**Work item:**
What is needed is an exact transcription of every record below.

═════ Data provided ═════

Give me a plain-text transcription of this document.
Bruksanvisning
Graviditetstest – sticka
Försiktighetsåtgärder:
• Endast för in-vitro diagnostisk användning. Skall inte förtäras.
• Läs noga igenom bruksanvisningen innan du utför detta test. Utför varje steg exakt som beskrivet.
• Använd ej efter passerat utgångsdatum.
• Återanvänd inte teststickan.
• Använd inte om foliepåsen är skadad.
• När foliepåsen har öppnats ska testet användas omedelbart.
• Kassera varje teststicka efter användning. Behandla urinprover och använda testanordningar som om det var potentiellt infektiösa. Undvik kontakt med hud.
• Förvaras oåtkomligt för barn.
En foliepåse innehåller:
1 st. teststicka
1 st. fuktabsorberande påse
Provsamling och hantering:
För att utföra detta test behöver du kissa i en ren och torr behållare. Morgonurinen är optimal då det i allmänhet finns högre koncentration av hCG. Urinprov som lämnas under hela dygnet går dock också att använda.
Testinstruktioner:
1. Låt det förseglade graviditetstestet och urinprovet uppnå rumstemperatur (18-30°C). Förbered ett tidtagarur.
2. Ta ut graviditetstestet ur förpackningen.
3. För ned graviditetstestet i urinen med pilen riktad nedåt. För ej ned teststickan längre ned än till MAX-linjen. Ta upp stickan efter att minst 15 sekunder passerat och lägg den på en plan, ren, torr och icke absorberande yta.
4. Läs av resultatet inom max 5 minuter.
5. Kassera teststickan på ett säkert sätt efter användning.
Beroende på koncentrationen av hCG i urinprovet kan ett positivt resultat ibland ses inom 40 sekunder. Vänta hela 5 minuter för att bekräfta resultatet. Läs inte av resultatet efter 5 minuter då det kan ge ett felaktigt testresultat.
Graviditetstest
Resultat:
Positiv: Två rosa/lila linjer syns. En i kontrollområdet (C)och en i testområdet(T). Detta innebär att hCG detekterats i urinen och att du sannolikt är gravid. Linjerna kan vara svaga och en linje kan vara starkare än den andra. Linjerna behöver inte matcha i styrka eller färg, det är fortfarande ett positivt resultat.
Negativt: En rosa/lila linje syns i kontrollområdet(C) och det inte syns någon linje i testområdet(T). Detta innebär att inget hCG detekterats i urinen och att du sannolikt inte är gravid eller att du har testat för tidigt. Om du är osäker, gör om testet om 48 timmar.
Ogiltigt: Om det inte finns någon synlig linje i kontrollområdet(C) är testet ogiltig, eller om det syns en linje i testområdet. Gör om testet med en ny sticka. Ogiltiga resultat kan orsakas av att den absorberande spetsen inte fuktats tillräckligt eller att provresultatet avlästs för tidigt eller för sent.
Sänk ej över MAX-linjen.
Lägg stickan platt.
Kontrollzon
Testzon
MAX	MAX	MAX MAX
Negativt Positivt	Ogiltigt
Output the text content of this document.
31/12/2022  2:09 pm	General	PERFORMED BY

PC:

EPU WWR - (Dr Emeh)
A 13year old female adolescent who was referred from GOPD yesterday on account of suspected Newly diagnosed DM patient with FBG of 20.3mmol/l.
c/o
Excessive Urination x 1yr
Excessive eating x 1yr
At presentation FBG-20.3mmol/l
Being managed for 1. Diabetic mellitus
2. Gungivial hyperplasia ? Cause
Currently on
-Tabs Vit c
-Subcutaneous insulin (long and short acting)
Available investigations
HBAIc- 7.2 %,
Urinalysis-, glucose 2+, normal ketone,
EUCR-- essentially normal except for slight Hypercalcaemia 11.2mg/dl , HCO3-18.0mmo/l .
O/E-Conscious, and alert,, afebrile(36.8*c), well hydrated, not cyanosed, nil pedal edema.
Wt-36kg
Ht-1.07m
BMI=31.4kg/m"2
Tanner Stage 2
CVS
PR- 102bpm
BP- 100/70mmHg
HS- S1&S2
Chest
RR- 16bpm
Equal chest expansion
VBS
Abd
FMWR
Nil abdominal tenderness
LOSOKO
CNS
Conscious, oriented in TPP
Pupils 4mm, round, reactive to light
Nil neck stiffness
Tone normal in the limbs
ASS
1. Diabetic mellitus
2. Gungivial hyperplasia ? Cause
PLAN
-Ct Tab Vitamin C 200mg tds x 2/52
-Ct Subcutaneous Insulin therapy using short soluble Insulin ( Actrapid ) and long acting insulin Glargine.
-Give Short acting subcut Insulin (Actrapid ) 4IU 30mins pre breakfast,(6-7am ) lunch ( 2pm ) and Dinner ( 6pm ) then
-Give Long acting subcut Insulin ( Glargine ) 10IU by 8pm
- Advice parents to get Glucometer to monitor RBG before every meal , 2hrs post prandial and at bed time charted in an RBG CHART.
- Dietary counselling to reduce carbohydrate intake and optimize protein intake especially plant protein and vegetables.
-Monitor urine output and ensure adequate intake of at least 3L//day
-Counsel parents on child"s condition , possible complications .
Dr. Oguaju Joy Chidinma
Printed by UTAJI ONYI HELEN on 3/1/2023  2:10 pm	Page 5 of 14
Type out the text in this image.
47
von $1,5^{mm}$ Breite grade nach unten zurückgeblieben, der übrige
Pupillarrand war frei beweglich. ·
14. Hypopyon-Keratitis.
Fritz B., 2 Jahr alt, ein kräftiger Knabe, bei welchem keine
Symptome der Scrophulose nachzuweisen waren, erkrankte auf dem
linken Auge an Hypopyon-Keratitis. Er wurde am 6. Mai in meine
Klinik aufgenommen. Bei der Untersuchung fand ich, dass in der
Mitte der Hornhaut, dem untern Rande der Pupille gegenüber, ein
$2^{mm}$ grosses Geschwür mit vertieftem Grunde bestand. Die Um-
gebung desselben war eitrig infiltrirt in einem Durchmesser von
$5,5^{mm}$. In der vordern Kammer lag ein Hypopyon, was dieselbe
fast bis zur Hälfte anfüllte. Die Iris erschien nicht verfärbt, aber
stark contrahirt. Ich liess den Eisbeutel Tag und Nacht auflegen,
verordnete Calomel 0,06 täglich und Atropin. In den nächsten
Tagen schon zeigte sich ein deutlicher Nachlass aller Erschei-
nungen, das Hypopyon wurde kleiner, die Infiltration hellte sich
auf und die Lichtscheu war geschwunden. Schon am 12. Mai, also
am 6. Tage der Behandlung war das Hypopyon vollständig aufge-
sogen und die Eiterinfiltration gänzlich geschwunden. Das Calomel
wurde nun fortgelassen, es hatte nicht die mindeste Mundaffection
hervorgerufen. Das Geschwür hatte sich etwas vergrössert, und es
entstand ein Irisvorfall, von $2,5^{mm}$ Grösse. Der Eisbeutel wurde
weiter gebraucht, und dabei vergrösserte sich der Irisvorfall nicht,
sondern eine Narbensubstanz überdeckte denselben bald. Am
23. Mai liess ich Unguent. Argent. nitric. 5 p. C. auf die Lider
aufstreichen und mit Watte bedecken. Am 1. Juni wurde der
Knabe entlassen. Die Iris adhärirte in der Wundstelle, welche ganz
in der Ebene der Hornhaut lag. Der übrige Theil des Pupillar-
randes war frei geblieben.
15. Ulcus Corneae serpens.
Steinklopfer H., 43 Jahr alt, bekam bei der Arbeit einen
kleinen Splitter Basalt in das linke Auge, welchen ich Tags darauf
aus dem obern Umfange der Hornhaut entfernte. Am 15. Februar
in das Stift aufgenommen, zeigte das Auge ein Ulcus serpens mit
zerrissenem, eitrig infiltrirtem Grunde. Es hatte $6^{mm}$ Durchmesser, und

═════

**Finished exercise:**
Give me a plain-text transcription of this document.
Bruksanvisning
Graviditetstest – sticka
Försiktighetsåtgärder:
• Endast för in-vitro diagnostisk användning. Skall inte förtäras.
• Läs noga igenom bruksanvisningen innan du utför detta test. Utför varje steg exakt som beskrivet.
• Använd ej efter passerat utgångsdatum.
• Återanvänd inte teststickan.
• Använd inte om foliepåsen är skadad.
• När foliepåsen har öppnats ska testet användas omedelbart.
• Kassera varje teststicka efter användning. Behandla urinprover och använda testanordningar som om det var potentiellt infektiösa. Undvik kontakt med hud.
• Förvaras oåtkomligt för barn.
En foliepåse innehåller:
1 st. teststicka
1 st. fuktabsorberande påse
Provsamling och hantering:
För att utföra detta test behöver du kissa i en ren och torr behållare. Morgonurinen är optimal då det i allmänhet finns högre koncentration av hCG. Urinprov som lämnas under hela dygnet går dock också att använda.
Testinstruktioner:
1. Låt det förseglade graviditetstestet och urinprovet uppnå rumstemperatur (18-30°C). Förbered ett tidtagarur.
2. Ta ut graviditetstestet ur förpackningen.
3. För ned graviditetstestet i urinen med pilen riktad nedåt. För ej ned teststickan längre ned än till MAX-linjen. Ta upp stickan efter att minst 15 sekunder passerat och lägg den på en plan, ren, torr och icke absorberande yta.
4. Läs av resultatet inom max 5 minuter.
5. Kassera teststickan på ett säkert sätt efter användning.
Beroende på koncentrationen av hCG i urinprovet kan ett positivt resultat ibland ses inom 40 sekunder. Vänta hela 5 minuter för att bekräfta resultatet. Läs inte av resultatet efter 5 minuter då det kan ge ett felaktigt testresultat.
Graviditetstest
Resultat:
Positiv: Två rosa/lila linjer syns. En i kontrollområdet (C)och en i testområdet(T). Detta innebär att hCG detekterats i urinen och att du sannolikt är gravid. Linjerna kan vara svaga och en linje kan vara starkare än den andra. Linjerna behöver inte matcha i styrka eller färg, det är fortfarande ett positivt resultat.
Negativt: En rosa/lila linje syns i kontrollområdet(C) och det inte syns någon linje i testområdet(T). Detta innebär att inget hCG detekterats i urinen och att du sannolikt inte är gravid eller att du har testat för tidigt. Om du är osäker, gör om testet om 48 timmar.
Ogiltigt: Om det inte finns någon synlig linje i kontrollområdet(C) är testet ogiltig, eller om det syns en linje i testområdet. Gör om testet med en ny sticka. Ogiltiga resultat kan orsakas av att den absorberande spetsen inte fuktats tillräckligt eller att provresultatet avlästs för tidigt eller för sent.
Sänk ej över MAX-linjen.
Lägg stickan platt.
Kontrollzon
Testzon
MAX	MAX	MAX MAX
Negativt Positivt	Ogiltigt
Output the text content of this document.
31/12/2022  2:09 pm	General	PERFORMED BY

PC:

EPU WWR - (Dr Emeh)
A 13year old female adolescent who was referred from GOPD yesterday on account of suspected Newly diagnosed DM patient with FBG of 20.3mmol/l.
c/o
Excessive Urination x 1yr
Excessive eating x 1yr
At presentation FBG-20.3mmol/l
Being managed for 1. Diabetic mellitus
2. Gungivial hyperplasia ? Cause
Currently on
-Tabs Vit c
-Subcutaneous insulin (long and short acting)
Available investigations
HBAIc- 7.2 %,
Urinalysis-, glucose 2+, normal ketone,
EUCR-- essentially normal except for slight Hypercalcaemia 11.2mg/dl , HCO3-18.0mmo/l .
O/E-Conscious, and alert,, afebrile(36.8*c), well hydrated, not cyanosed, nil pedal edema.
Wt-36kg
Ht-1.07m
BMI=31.4kg/m"2
Tanner Stage 2
CVS
PR- 102bpm
BP- 100/70mmHg
HS- S1&S2
Chest
RR- 16bpm
Equal chest expansion
VBS
Abd
FMWR
Nil abdominal tenderness
LOSOKO
CNS
Conscious, oriented in TPP
Pupils 4mm, round, reactive to light
Nil neck stiffness
Tone normal in the limbs
ASS
1. Diabetic mellitus
2. Gungivial hyperplasia ? Cause
PLAN
-Ct Tab Vitamin C 200mg tds x 2/52
-Ct Subcutaneous Insulin therapy using short soluble Insulin ( Actrapid ) and long acting insulin Glargine.
-Give Short acting subcut Insulin (Actrapid ) 4IU 30mins pre breakfast,(6-7am ) lunch ( 2pm ) and Dinner ( 6pm ) then
-Give Long acting subcut Insulin ( Glargine ) 10IU by 8pm
- Advice parents to get Glucometer to monitor RBG before every meal , 2hrs post prandial and at bed time charted in an RBG CHART.
- Dietary counselling to reduce carbohydrate intake and optimize protein intake especially plant protein and vegetables.
-Monitor urine output and ensure adequate intake of at least 3L//day
-Counsel parents on child"s condition , possible complications .
Dr. Oguaju Joy Chidinma
Printed by UTAJI ONYI HELEN on 3/1/2023  2:10 pm	Page 5 of 14
Type out the text in this image.
47
von $1,5^{mm}$ Breite grade nach unten zurückgeblieben, der übrige
Pupillarrand war frei beweglich. ·
14. Hypopyon-Keratitis.
Fritz B., 2 Jahr alt, ein kräftiger Knabe, bei welchem keine
Symptome der Scrophulose nachzuweisen waren, erkrankte auf dem
linken Auge an Hypopyon-Keratitis. Er wurde am 6. Mai in meine
Klinik aufgenommen. Bei der Untersuchung fand ich, dass in der
Mitte der Hornhaut, dem untern Rande der Pupille gegenüber, ein
$2^{mm}$ grosses Geschwür mit vertieftem Grunde bestand. Die Um-
gebung desselben war eitrig infiltrirt in einem Durchmesser von
$5,5^{mm}$. In der vordern Kammer lag ein Hypopyon, was dieselbe
fast bis zur Hälfte anfüllte. Die Iris erschien nicht verfärbt, aber
stark contrahirt. Ich liess den Eisbeutel Tag und Nacht auflegen,
verordnete Calomel 0,06 täglich und Atropin. In den nächsten
Tagen schon zeigte sich ein deutlicher Nachlass aller Erschei-
nungen, das Hypopyon wurde kleiner, die Infiltration hellte sich
auf und die Lichtscheu war geschwunden. Schon am 12. Mai, also
am 6. Tage der Behandlung war das Hypopyon vollständig aufge-
sogen und die Eiterinfiltration gänzlich geschwunden. Das Calomel
wurde nun fortgelassen, es hatte nicht die mindeste Mundaffection
hervorgerufen. Das Geschwür hatte sich etwas vergrössert, und es
entstand ein Irisvorfall, von $2,5^{mm}$ Grösse. Der Eisbeutel wurde
weiter gebraucht, und dabei vergrösserte sich der Irisvorfall nicht,
sondern eine Narbensubstanz überdeckte denselben bald. Am
23. Mai liess ich Unguent. Argent. nitric. 5 p. C. auf die Lider
aufstreichen und mit Watte bedecken. Am 1. Juni wurde der
Knabe entlassen. Die Iris adhärirte in der Wundstelle, welche ganz
in der Ebene der Hornhaut lag. Der übrige Theil des Pupillar-
randes war frei geblieben.
15. Ulcus Corneae serpens.
Steinklopfer H., 43 Jahr alt, bekam bei der Arbeit einen
kleinen Splitter Basalt in das linke Auge, welchen ich Tags darauf
aus dem obern Umfange der Hornhaut entfernte. Am 15. Februar
in das Stift aufgenommen, zeigte das Auge ein Ulcus serpens mit
zerrissenem, eitrig infiltrirtem Grunde. Es hatte $6^{mm}$ Durchmesser, und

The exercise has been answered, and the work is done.